● **Work to be completed**
Write out the records again, exactly, leaving none out.
-- start of Material supplied --
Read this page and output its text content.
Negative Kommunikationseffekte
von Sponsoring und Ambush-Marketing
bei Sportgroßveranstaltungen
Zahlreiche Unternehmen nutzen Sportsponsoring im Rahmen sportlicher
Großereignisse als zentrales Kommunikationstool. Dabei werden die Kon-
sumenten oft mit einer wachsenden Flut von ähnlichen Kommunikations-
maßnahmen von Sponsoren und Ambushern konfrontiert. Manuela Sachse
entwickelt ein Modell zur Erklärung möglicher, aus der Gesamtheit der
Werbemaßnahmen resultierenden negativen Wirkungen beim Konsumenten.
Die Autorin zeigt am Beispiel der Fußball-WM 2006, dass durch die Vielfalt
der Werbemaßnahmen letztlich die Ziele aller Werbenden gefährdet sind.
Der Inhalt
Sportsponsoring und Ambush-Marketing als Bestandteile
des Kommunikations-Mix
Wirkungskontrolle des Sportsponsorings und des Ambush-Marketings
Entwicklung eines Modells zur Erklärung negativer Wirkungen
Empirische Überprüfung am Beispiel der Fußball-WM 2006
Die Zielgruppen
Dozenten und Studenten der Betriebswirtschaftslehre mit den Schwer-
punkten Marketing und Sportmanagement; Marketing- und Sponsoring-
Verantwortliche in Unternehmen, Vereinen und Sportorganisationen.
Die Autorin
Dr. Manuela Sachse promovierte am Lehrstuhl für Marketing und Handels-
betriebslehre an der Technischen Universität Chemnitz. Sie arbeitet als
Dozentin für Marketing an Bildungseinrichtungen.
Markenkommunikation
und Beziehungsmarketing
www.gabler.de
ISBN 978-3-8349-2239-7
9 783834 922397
-- end of Material supplied --
● **Task answer**
Read this page and output its text content.
Negative Kommunikationseffekte
von Sponsoring und Ambush-Marketing
bei Sportgroßveranstaltungen
Zahlreiche Unternehmen nutzen Sportsponsoring im Rahmen sportlicher
Großereignisse als zentrales Kommunikationstool. Dabei werden die Kon-
sumenten oft mit einer wachsenden Flut von ähnlichen Kommunikations-
maßnahmen von Sponsoren und Ambushern konfrontiert. Manuela Sachse
entwickelt ein Modell zur Erklärung möglicher, aus der Gesamtheit der
Werbemaßnahmen resultierenden negativen Wirkungen beim Konsumenten.
Die Autorin zeigt am Beispiel der Fußball-WM 2006, dass durch die Vielfalt
der Werbemaßnahmen letztlich die Ziele aller Werbenden gefährdet sind.
Der Inhalt
Sportsponsoring und Ambush-Marketing als Bestandteile
des Kommunikations-Mix
Wirkungskontrolle des Sportsponsorings und des Ambush-Marketings
Entwicklung eines Modells zur Erklärung negativer Wirkungen
Empirische Überprüfung am Beispiel der Fußball-WM 2006
Die Zielgruppen
Dozenten und Studenten der Betriebswirtschaftslehre mit den Schwer-
punkten Marketing und Sportmanagement; Marketing- und Sponsoring-
Verantwortliche in Unternehmen, Vereinen und Sportorganisationen.
Die Autorin
Dr. Manuela Sachse promovierte am Lehrstuhl für Marketing und Handels-
betriebslehre an der Technischen Universität Chemnitz. Sie arbeitet als
Dozentin für Marketing an Bildungseinrichtungen.
Markenkommunikation
und Beziehungsmarketing
www.gabler.de
ISBN 978-3-8349-2239-7
9 783834 922397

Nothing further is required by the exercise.